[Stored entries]
# # # # #

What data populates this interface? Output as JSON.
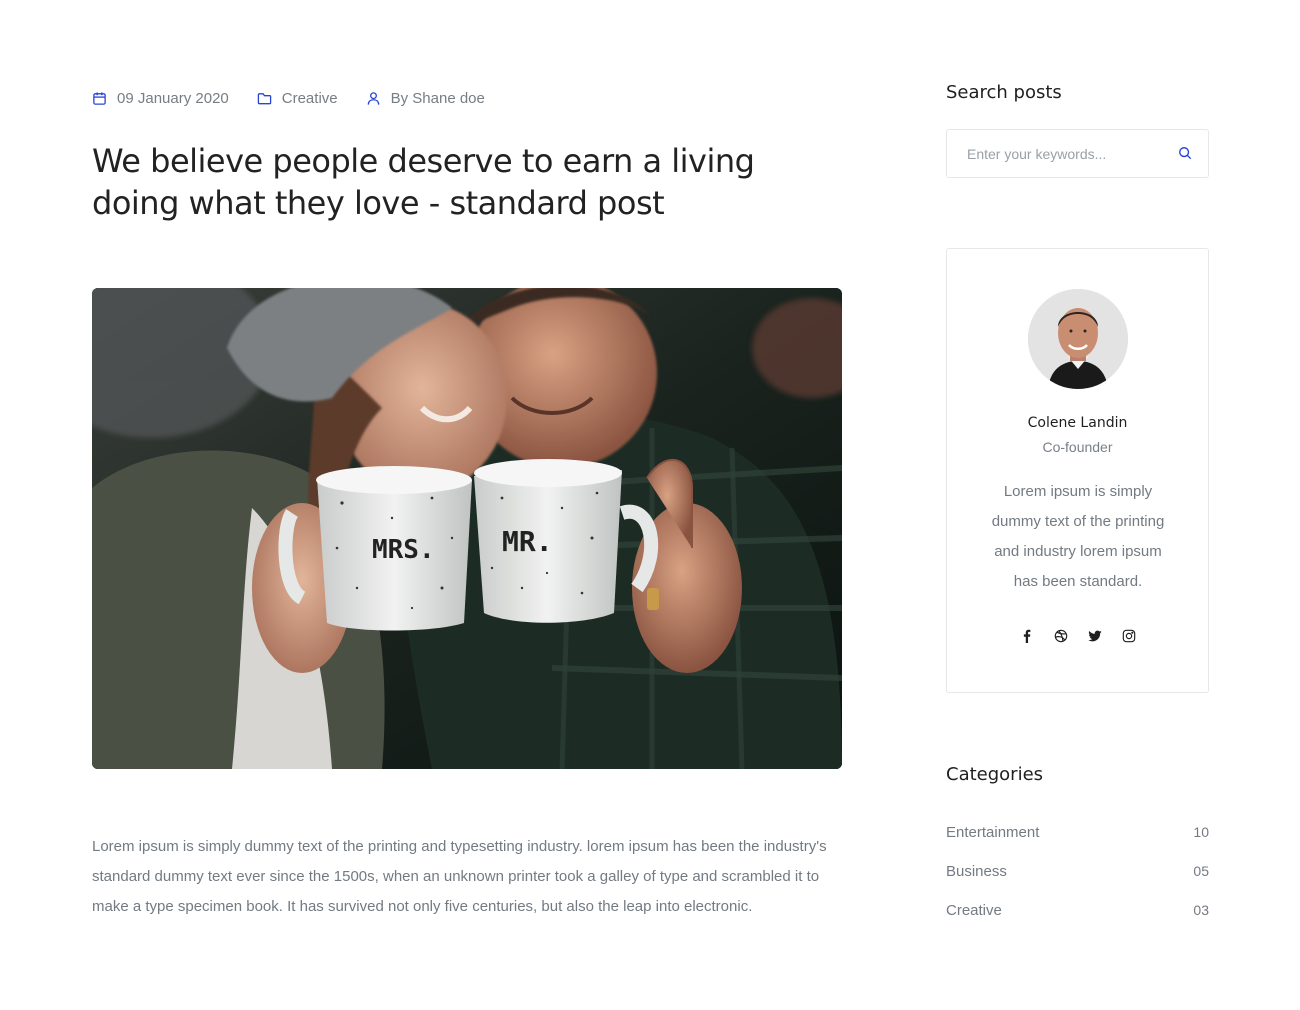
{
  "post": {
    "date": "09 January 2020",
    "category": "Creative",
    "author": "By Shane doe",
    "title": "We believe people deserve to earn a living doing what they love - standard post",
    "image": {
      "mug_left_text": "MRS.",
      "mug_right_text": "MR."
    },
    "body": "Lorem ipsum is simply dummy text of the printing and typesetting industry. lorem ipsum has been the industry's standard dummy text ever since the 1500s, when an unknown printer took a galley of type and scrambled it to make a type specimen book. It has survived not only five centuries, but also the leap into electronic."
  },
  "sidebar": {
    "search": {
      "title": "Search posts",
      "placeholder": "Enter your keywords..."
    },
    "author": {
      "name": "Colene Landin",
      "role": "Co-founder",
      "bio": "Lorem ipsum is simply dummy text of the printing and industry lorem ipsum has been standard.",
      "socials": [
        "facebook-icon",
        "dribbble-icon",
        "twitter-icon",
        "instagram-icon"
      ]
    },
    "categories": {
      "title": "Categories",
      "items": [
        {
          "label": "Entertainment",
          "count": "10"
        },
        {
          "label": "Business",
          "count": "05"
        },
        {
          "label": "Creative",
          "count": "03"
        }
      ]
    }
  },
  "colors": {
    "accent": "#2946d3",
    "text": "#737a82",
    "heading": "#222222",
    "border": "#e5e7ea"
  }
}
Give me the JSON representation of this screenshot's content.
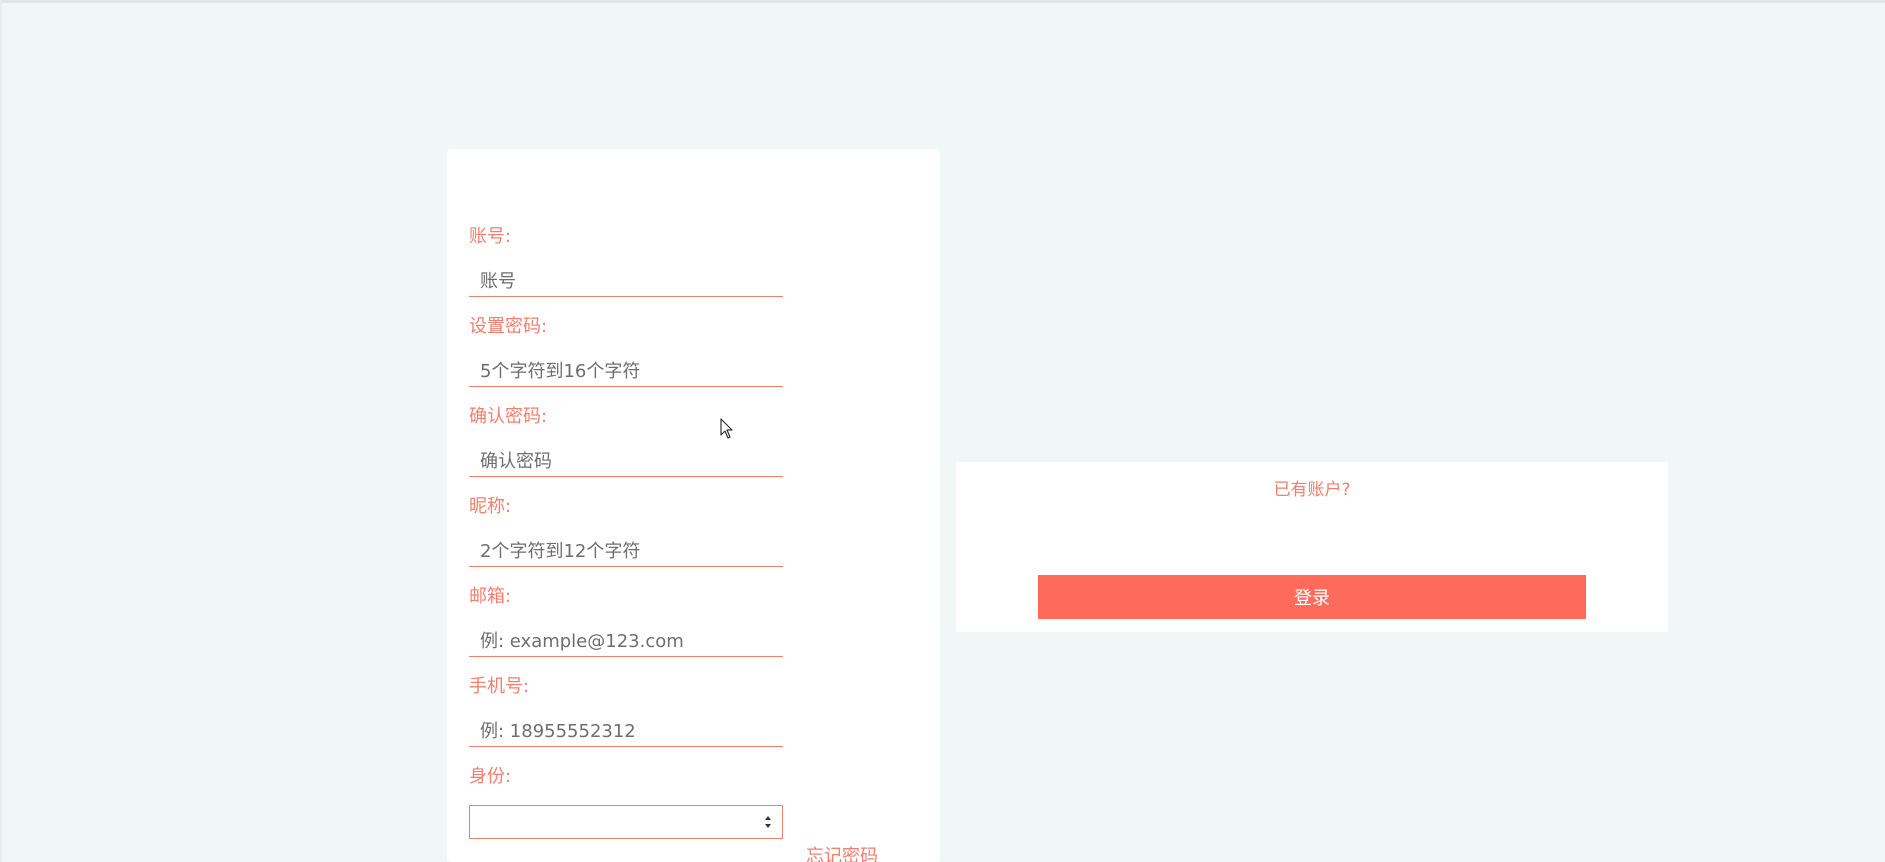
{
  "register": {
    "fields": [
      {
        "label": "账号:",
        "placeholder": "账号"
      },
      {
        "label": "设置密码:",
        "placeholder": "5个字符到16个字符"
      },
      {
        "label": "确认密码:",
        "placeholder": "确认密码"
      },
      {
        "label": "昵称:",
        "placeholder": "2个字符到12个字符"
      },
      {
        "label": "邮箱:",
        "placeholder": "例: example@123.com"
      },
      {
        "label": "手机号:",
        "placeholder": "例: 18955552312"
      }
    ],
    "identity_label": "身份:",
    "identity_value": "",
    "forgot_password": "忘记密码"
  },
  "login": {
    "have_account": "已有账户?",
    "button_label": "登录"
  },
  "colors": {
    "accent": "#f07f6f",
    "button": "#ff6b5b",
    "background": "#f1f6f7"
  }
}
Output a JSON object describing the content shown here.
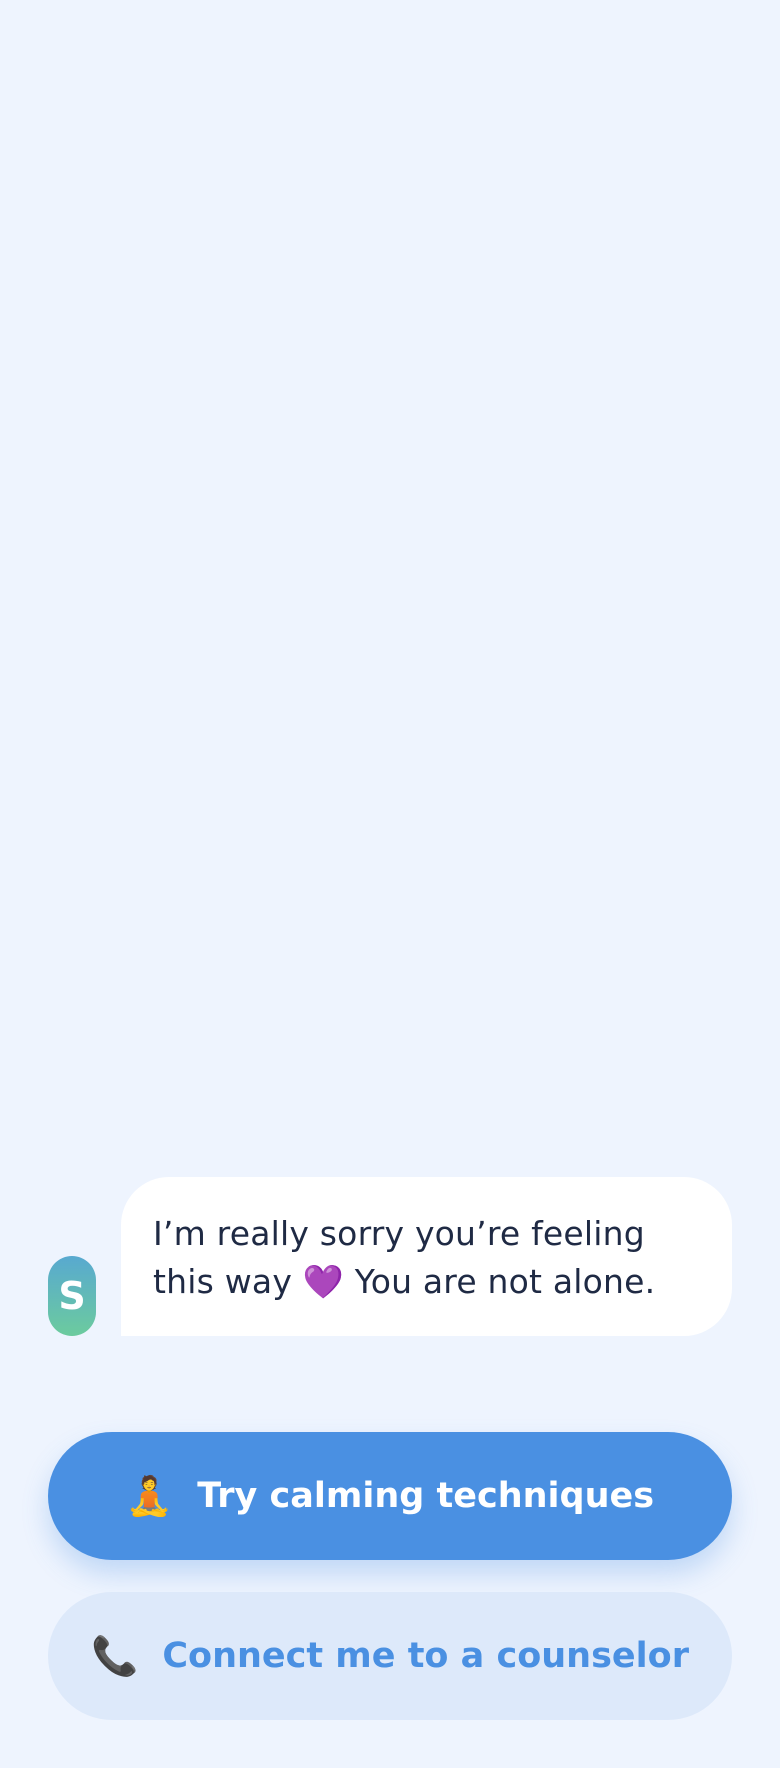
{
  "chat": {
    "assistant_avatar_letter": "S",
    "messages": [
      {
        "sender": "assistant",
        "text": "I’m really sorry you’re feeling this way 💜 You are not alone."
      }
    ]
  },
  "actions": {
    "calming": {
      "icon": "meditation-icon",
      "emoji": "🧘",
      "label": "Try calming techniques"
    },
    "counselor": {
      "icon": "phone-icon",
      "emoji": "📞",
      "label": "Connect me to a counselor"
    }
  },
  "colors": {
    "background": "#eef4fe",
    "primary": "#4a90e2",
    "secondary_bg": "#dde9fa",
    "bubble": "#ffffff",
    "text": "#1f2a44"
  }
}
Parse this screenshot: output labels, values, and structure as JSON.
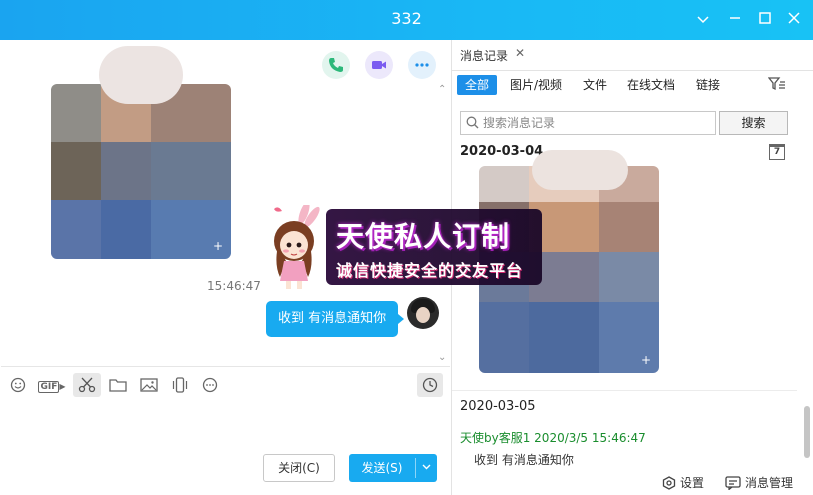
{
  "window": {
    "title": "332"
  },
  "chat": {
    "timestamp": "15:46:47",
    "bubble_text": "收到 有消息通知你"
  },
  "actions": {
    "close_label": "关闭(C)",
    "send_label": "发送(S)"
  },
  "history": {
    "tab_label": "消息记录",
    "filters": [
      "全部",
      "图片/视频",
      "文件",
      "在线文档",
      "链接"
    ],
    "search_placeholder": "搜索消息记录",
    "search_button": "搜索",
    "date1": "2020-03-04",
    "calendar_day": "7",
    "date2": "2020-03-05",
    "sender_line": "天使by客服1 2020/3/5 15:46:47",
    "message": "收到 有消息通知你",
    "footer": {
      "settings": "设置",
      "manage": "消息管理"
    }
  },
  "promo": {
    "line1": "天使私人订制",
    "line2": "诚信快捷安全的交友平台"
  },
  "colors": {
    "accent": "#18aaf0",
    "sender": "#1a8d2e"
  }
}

# # # # #

* **Work instructions**: Using the records above, say how many lines include the string "JSON". Only the number is wanted.

* **Solution for this problem**: 4